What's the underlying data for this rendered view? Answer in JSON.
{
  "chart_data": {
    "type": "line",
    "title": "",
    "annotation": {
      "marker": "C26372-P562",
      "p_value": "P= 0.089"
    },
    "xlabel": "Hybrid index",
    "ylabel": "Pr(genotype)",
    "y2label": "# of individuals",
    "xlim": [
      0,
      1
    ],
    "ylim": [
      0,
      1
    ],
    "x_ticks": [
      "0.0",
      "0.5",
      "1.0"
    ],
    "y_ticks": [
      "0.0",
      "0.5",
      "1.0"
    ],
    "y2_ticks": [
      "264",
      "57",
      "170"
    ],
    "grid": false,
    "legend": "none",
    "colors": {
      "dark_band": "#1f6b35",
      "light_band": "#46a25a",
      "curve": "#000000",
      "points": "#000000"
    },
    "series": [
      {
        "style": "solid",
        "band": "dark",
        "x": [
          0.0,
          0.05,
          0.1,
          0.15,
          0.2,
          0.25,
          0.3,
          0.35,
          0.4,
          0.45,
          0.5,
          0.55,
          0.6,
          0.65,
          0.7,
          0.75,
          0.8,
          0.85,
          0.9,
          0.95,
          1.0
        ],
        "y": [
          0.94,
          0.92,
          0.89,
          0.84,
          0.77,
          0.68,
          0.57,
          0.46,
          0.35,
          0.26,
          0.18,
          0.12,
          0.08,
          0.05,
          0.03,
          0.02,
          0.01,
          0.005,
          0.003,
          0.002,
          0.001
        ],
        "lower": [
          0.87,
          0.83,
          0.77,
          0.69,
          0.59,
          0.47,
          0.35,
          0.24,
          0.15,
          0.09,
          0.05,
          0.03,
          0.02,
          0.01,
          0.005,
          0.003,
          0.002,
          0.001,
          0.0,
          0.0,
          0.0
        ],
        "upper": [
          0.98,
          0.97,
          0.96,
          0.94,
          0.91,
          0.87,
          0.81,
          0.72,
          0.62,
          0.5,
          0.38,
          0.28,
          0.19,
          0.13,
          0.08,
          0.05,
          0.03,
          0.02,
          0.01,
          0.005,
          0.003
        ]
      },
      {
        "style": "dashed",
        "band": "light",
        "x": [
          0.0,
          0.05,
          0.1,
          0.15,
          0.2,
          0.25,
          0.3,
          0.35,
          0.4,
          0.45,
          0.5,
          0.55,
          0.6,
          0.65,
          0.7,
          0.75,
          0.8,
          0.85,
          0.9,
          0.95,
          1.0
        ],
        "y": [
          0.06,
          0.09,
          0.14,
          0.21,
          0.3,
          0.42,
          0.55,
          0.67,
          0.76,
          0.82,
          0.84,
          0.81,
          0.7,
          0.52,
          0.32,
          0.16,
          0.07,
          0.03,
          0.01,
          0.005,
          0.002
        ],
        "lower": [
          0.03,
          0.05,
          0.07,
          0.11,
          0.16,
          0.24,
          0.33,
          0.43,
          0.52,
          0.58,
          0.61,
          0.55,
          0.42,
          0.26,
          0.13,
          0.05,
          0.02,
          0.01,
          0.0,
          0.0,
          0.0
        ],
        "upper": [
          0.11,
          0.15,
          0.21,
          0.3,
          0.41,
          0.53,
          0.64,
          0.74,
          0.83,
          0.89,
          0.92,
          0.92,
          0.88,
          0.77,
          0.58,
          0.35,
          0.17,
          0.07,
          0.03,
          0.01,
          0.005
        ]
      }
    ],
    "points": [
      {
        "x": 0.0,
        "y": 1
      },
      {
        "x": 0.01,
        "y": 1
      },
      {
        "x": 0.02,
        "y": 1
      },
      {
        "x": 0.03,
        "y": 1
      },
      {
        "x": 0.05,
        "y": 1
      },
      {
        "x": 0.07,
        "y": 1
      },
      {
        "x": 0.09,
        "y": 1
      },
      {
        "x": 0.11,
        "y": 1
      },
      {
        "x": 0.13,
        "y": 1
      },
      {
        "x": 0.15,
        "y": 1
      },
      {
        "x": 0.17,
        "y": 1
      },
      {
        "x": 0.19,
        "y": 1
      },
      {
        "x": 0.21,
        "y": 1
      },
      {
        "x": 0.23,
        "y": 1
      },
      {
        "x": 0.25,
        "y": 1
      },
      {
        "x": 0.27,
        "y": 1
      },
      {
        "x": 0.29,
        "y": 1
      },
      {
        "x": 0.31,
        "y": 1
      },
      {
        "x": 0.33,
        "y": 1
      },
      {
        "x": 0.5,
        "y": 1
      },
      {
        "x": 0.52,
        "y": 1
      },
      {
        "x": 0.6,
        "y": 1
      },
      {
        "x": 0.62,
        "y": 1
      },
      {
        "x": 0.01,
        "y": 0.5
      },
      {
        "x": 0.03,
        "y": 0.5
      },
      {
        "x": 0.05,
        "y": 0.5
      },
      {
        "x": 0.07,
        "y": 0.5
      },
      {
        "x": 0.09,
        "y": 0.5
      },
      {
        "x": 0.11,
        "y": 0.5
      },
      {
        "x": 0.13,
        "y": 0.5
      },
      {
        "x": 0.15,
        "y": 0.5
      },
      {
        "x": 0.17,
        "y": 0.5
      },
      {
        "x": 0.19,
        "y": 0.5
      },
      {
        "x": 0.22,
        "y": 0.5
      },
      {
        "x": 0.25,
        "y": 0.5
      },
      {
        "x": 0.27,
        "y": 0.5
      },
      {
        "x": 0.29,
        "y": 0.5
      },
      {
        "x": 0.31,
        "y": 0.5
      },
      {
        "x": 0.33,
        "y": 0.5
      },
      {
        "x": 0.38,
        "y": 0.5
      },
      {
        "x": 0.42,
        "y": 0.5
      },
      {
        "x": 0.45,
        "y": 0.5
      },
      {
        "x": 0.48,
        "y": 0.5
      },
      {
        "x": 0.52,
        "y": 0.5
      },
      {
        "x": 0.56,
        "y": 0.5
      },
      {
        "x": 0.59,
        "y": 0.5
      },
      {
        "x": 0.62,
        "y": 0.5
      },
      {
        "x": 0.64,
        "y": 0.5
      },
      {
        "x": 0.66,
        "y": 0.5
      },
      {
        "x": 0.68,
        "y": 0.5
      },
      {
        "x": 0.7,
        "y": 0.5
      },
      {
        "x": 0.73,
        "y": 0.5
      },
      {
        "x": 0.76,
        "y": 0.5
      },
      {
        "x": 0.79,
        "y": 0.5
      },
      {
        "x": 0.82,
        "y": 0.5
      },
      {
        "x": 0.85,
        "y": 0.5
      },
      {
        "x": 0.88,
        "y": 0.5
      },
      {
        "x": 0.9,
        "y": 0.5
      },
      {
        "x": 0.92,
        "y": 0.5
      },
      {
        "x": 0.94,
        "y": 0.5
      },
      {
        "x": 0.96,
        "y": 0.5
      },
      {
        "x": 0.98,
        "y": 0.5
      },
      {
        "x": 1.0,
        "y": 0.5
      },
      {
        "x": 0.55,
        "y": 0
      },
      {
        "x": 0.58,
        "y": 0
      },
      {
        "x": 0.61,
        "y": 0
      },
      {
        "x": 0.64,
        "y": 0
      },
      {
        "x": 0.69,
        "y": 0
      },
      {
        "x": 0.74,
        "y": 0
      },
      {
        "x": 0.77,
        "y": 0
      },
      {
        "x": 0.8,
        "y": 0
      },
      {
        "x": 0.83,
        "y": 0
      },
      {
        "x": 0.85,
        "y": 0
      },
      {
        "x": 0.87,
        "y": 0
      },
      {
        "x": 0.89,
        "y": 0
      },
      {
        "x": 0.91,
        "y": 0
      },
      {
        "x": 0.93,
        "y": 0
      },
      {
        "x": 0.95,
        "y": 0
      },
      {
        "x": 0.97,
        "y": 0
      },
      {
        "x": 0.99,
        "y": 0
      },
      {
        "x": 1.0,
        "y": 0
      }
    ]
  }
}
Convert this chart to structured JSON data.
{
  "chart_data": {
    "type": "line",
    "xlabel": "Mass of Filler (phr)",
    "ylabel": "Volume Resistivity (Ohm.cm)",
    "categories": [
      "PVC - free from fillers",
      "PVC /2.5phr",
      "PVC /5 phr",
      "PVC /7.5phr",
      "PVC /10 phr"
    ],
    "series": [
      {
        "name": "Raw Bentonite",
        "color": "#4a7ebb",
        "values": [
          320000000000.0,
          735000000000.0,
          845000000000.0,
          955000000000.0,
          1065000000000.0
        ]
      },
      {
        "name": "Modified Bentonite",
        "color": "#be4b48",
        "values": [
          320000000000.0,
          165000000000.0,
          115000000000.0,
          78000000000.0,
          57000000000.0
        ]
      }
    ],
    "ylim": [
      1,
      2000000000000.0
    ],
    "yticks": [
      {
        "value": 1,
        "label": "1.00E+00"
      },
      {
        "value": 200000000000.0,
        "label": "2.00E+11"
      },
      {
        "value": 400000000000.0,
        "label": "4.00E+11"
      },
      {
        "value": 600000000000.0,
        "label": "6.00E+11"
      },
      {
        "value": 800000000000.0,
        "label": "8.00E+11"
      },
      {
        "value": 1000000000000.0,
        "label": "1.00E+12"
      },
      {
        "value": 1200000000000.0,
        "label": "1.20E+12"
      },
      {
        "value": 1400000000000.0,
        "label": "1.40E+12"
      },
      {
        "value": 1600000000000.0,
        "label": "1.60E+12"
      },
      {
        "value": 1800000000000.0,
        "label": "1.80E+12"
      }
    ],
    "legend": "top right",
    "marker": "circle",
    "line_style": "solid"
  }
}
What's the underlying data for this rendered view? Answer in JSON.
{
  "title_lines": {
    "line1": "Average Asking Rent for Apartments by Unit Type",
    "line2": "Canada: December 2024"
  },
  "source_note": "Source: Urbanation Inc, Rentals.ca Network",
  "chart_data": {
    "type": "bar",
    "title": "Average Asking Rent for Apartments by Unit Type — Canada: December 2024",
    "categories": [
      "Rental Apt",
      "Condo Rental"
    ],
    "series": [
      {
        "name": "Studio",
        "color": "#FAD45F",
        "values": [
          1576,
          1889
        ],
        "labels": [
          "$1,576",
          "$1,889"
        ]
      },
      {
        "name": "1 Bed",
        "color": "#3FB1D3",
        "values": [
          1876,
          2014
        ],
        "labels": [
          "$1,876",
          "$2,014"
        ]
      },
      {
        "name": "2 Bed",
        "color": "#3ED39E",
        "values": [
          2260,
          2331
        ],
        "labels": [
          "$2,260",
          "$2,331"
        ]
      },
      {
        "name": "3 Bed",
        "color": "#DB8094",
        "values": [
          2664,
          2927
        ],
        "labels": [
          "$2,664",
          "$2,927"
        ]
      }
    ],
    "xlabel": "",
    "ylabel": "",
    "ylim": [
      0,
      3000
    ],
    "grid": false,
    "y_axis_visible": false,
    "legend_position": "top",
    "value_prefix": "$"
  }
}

[PROBLEM TO SOLVE]: What is the number of lines in the data holding the word "Apartments"? Reply with that number only.

[RESPONSE TO THIS TASK]: 2